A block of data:
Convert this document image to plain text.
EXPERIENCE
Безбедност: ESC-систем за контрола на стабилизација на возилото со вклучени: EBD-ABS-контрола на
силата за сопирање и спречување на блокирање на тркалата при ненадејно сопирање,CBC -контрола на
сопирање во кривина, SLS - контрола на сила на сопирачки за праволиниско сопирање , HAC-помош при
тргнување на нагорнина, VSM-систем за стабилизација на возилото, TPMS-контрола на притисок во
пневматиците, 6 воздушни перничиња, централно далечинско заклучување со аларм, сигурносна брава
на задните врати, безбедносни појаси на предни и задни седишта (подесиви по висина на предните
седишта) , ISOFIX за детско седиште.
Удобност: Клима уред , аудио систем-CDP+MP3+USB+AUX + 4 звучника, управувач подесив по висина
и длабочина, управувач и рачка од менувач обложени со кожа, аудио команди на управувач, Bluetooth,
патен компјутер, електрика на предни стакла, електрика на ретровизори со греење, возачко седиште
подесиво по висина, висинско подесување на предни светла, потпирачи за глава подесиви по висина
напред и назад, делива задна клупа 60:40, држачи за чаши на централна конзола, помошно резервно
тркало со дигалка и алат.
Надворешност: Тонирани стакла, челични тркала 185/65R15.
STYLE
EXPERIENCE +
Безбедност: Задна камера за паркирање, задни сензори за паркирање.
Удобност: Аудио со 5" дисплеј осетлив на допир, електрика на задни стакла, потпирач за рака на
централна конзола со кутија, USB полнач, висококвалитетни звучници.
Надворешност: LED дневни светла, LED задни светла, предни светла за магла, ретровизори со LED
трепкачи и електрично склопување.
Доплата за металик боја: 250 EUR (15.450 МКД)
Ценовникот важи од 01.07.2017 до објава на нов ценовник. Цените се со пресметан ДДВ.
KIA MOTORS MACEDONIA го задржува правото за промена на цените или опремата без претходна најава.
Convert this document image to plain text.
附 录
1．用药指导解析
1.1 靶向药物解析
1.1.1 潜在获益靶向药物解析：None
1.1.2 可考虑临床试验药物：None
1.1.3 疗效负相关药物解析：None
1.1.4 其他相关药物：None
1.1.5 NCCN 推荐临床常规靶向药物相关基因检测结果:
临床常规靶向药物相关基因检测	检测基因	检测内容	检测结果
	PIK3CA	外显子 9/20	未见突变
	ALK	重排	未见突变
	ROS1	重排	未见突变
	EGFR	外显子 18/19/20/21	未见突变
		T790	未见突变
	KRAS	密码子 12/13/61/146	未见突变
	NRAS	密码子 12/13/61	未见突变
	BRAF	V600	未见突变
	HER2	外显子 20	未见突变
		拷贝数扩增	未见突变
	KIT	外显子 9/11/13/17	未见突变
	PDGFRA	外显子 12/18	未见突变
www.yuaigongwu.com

Written problem – Copy down the whole of the data above, matching it exactly.

Result of the exercise –
Convert this document image to plain text.
EXPERIENCE
Безбедност: ESC-систем за контрола на стабилизација на возилото со вклучени: EBD-ABS-контрола на
силата за сопирање и спречување на блокирање на тркалата при ненадејно сопирање,CBC -контрола на
сопирање во кривина, SLS - контрола на сила на сопирачки за праволиниско сопирање , HAC-помош при
тргнување на нагорнина, VSM-систем за стабилизација на возилото, TPMS-контрола на притисок во
пневматиците, 6 воздушни перничиња, централно далечинско заклучување со аларм, сигурносна брава
на задните врати, безбедносни појаси на предни и задни седишта (подесиви по висина на предните
седишта) , ISOFIX за детско седиште.
Удобност: Клима уред , аудио систем-CDP+MP3+USB+AUX + 4 звучника, управувач подесив по висина
и длабочина, управувач и рачка од менувач обложени со кожа, аудио команди на управувач, Bluetooth,
патен компјутер, електрика на предни стакла, електрика на ретровизори со греење, возачко седиште
подесиво по висина, висинско подесување на предни светла, потпирачи за глава подесиви по висина
напред и назад, делива задна клупа 60:40, држачи за чаши на централна конзола, помошно резервно
тркало со дигалка и алат.
Надворешност: Тонирани стакла, челични тркала 185/65R15.
STYLE
EXPERIENCE +
Безбедност: Задна камера за паркирање, задни сензори за паркирање.
Удобност: Аудио со 5" дисплеј осетлив на допир, електрика на задни стакла, потпирач за рака на
централна конзола со кутија, USB полнач, висококвалитетни звучници.
Надворешност: LED дневни светла, LED задни светла, предни светла за магла, ретровизори со LED
трепкачи и електрично склопување.
Доплата за металик боја: 250 EUR (15.450 МКД)
Ценовникот важи од 01.07.2017 до објава на нов ценовник. Цените се со пресметан ДДВ.
KIA MOTORS MACEDONIA го задржува правото за промена на цените или опремата без претходна најава.
Convert this document image to plain text.
附 录
1．用药指导解析
1.1 靶向药物解析
1.1.1 潜在获益靶向药物解析：None
1.1.2 可考虑临床试验药物：None
1.1.3 疗效负相关药物解析：None
1.1.4 其他相关药物：None
1.1.5 NCCN 推荐临床常规靶向药物相关基因检测结果:
临床常规靶向药物相关基因检测	检测基因	检测内容	检测结果
	PIK3CA	外显子 9/20	未见突变
	ALK	重排	未见突变
	ROS1	重排	未见突变
	EGFR	外显子 18/19/20/21	未见突变
		T790	未见突变
	KRAS	密码子 12/13/61/146	未见突变
	NRAS	密码子 12/13/61	未见突变
	BRAF	V600	未见突变
	HER2	外显子 20	未见突变
		拷贝数扩增	未见突变
	KIT	外显子 9/11/13/17	未见突变
	PDGFRA	外显子 12/18	未见突变
www.yuaigongwu.com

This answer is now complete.